Omit every picture, then give all the entries again exactly.
━━━━━ DATASET ENTRIES
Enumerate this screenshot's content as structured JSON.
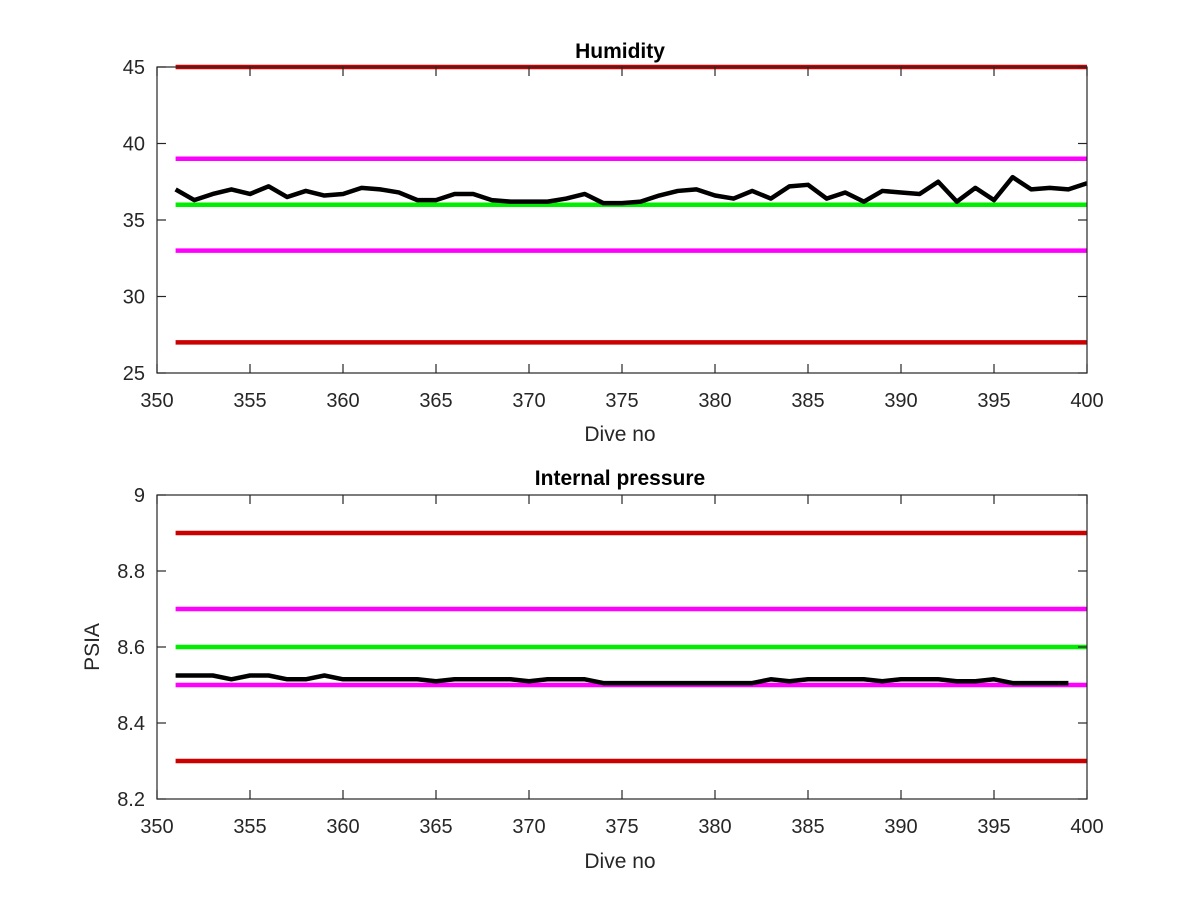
{
  "chart_data": [
    {
      "type": "line",
      "title": "Humidity",
      "xlabel": "Dive no",
      "ylabel": "",
      "xlim": [
        350,
        400
      ],
      "ylim": [
        25,
        45
      ],
      "xticks": [
        "350",
        "355",
        "360",
        "365",
        "370",
        "375",
        "380",
        "385",
        "390",
        "395",
        "400"
      ],
      "yticks": [
        "25",
        "30",
        "35",
        "40",
        "45"
      ],
      "grid": false,
      "colors": {
        "red": "#cc0000",
        "magenta": "#ff00ff",
        "green": "#00ee00",
        "data": "#000000"
      },
      "threshold_lines": [
        {
          "y": 45,
          "color": "red"
        },
        {
          "y": 39,
          "color": "magenta"
        },
        {
          "y": 36,
          "color": "green"
        },
        {
          "y": 33,
          "color": "magenta"
        },
        {
          "y": 27,
          "color": "red"
        }
      ],
      "series": [
        {
          "x": [
            351,
            352,
            353,
            354,
            355,
            356,
            357,
            358,
            359,
            360,
            361,
            362,
            363,
            364,
            365,
            366,
            367,
            368,
            369,
            370,
            371,
            372,
            373,
            374,
            375,
            376,
            377,
            378,
            379,
            380,
            381,
            382,
            383,
            384,
            385,
            386,
            387,
            388,
            389,
            390,
            391,
            392,
            393,
            394,
            395,
            396,
            397,
            398,
            399,
            400
          ],
          "values": [
            37.0,
            36.3,
            36.7,
            37.0,
            36.7,
            37.2,
            36.5,
            36.9,
            36.6,
            36.7,
            37.1,
            37.0,
            36.8,
            36.3,
            36.3,
            36.7,
            36.7,
            36.3,
            36.2,
            36.2,
            36.2,
            36.4,
            36.7,
            36.1,
            36.1,
            36.2,
            36.6,
            36.9,
            37.0,
            36.6,
            36.4,
            36.9,
            36.4,
            37.2,
            37.3,
            36.4,
            36.8,
            36.2,
            36.9,
            36.8,
            36.7,
            37.5,
            36.2,
            37.1,
            36.3,
            37.8,
            37.0,
            37.1,
            37.0,
            37.4
          ]
        }
      ]
    },
    {
      "type": "line",
      "title": "Internal pressure",
      "xlabel": "Dive no",
      "ylabel": "PSIA",
      "xlim": [
        350,
        400
      ],
      "ylim": [
        8.2,
        9.0
      ],
      "xticks": [
        "350",
        "355",
        "360",
        "365",
        "370",
        "375",
        "380",
        "385",
        "390",
        "395",
        "400"
      ],
      "yticks": [
        "8.2",
        "8.4",
        "8.6",
        "8.8",
        "9"
      ],
      "grid": false,
      "colors": {
        "red": "#cc0000",
        "magenta": "#ff00ff",
        "green": "#00ee00",
        "data": "#000000"
      },
      "threshold_lines": [
        {
          "y": 8.9,
          "color": "red"
        },
        {
          "y": 8.7,
          "color": "magenta"
        },
        {
          "y": 8.6,
          "color": "green"
        },
        {
          "y": 8.5,
          "color": "magenta"
        },
        {
          "y": 8.3,
          "color": "red"
        }
      ],
      "series": [
        {
          "x": [
            351,
            352,
            353,
            354,
            355,
            356,
            357,
            358,
            359,
            360,
            361,
            362,
            363,
            364,
            365,
            366,
            367,
            368,
            369,
            370,
            371,
            372,
            373,
            374,
            375,
            376,
            377,
            378,
            379,
            380,
            381,
            382,
            383,
            384,
            385,
            386,
            387,
            388,
            389,
            390,
            391,
            392,
            393,
            394,
            395,
            396,
            397,
            398,
            399
          ],
          "values": [
            8.525,
            8.525,
            8.525,
            8.515,
            8.525,
            8.525,
            8.515,
            8.515,
            8.525,
            8.515,
            8.515,
            8.515,
            8.515,
            8.515,
            8.51,
            8.515,
            8.515,
            8.515,
            8.515,
            8.51,
            8.515,
            8.515,
            8.515,
            8.505,
            8.505,
            8.505,
            8.505,
            8.505,
            8.505,
            8.505,
            8.505,
            8.505,
            8.515,
            8.51,
            8.515,
            8.515,
            8.515,
            8.515,
            8.51,
            8.515,
            8.515,
            8.515,
            8.51,
            8.51,
            8.515,
            8.505,
            8.505,
            8.505,
            8.505
          ]
        }
      ]
    }
  ]
}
━━━━━━━━━━
_FINISHED ANSWER_:
Enumerate this screenshot's content as structured JSON.
{
  "chart_data": [
    {
      "type": "line",
      "title": "Humidity",
      "xlabel": "Dive no",
      "ylabel": "",
      "xlim": [
        350,
        400
      ],
      "ylim": [
        25,
        45
      ],
      "xticks": [
        "350",
        "355",
        "360",
        "365",
        "370",
        "375",
        "380",
        "385",
        "390",
        "395",
        "400"
      ],
      "yticks": [
        "25",
        "30",
        "35",
        "40",
        "45"
      ],
      "grid": false,
      "colors": {
        "red": "#cc0000",
        "magenta": "#ff00ff",
        "green": "#00ee00",
        "data": "#000000"
      },
      "threshold_lines": [
        {
          "y": 45,
          "color": "red"
        },
        {
          "y": 39,
          "color": "magenta"
        },
        {
          "y": 36,
          "color": "green"
        },
        {
          "y": 33,
          "color": "magenta"
        },
        {
          "y": 27,
          "color": "red"
        }
      ],
      "series": [
        {
          "x": [
            351,
            352,
            353,
            354,
            355,
            356,
            357,
            358,
            359,
            360,
            361,
            362,
            363,
            364,
            365,
            366,
            367,
            368,
            369,
            370,
            371,
            372,
            373,
            374,
            375,
            376,
            377,
            378,
            379,
            380,
            381,
            382,
            383,
            384,
            385,
            386,
            387,
            388,
            389,
            390,
            391,
            392,
            393,
            394,
            395,
            396,
            397,
            398,
            399,
            400
          ],
          "values": [
            37.0,
            36.3,
            36.7,
            37.0,
            36.7,
            37.2,
            36.5,
            36.9,
            36.6,
            36.7,
            37.1,
            37.0,
            36.8,
            36.3,
            36.3,
            36.7,
            36.7,
            36.3,
            36.2,
            36.2,
            36.2,
            36.4,
            36.7,
            36.1,
            36.1,
            36.2,
            36.6,
            36.9,
            37.0,
            36.6,
            36.4,
            36.9,
            36.4,
            37.2,
            37.3,
            36.4,
            36.8,
            36.2,
            36.9,
            36.8,
            36.7,
            37.5,
            36.2,
            37.1,
            36.3,
            37.8,
            37.0,
            37.1,
            37.0,
            37.4
          ]
        }
      ]
    },
    {
      "type": "line",
      "title": "Internal pressure",
      "xlabel": "Dive no",
      "ylabel": "PSIA",
      "xlim": [
        350,
        400
      ],
      "ylim": [
        8.2,
        9.0
      ],
      "xticks": [
        "350",
        "355",
        "360",
        "365",
        "370",
        "375",
        "380",
        "385",
        "390",
        "395",
        "400"
      ],
      "yticks": [
        "8.2",
        "8.4",
        "8.6",
        "8.8",
        "9"
      ],
      "grid": false,
      "colors": {
        "red": "#cc0000",
        "magenta": "#ff00ff",
        "green": "#00ee00",
        "data": "#000000"
      },
      "threshold_lines": [
        {
          "y": 8.9,
          "color": "red"
        },
        {
          "y": 8.7,
          "color": "magenta"
        },
        {
          "y": 8.6,
          "color": "green"
        },
        {
          "y": 8.5,
          "color": "magenta"
        },
        {
          "y": 8.3,
          "color": "red"
        }
      ],
      "series": [
        {
          "x": [
            351,
            352,
            353,
            354,
            355,
            356,
            357,
            358,
            359,
            360,
            361,
            362,
            363,
            364,
            365,
            366,
            367,
            368,
            369,
            370,
            371,
            372,
            373,
            374,
            375,
            376,
            377,
            378,
            379,
            380,
            381,
            382,
            383,
            384,
            385,
            386,
            387,
            388,
            389,
            390,
            391,
            392,
            393,
            394,
            395,
            396,
            397,
            398,
            399
          ],
          "values": [
            8.525,
            8.525,
            8.525,
            8.515,
            8.525,
            8.525,
            8.515,
            8.515,
            8.525,
            8.515,
            8.515,
            8.515,
            8.515,
            8.515,
            8.51,
            8.515,
            8.515,
            8.515,
            8.515,
            8.51,
            8.515,
            8.515,
            8.515,
            8.505,
            8.505,
            8.505,
            8.505,
            8.505,
            8.505,
            8.505,
            8.505,
            8.505,
            8.515,
            8.51,
            8.515,
            8.515,
            8.515,
            8.515,
            8.51,
            8.515,
            8.515,
            8.515,
            8.51,
            8.51,
            8.515,
            8.505,
            8.505,
            8.505,
            8.505
          ]
        }
      ]
    }
  ]
}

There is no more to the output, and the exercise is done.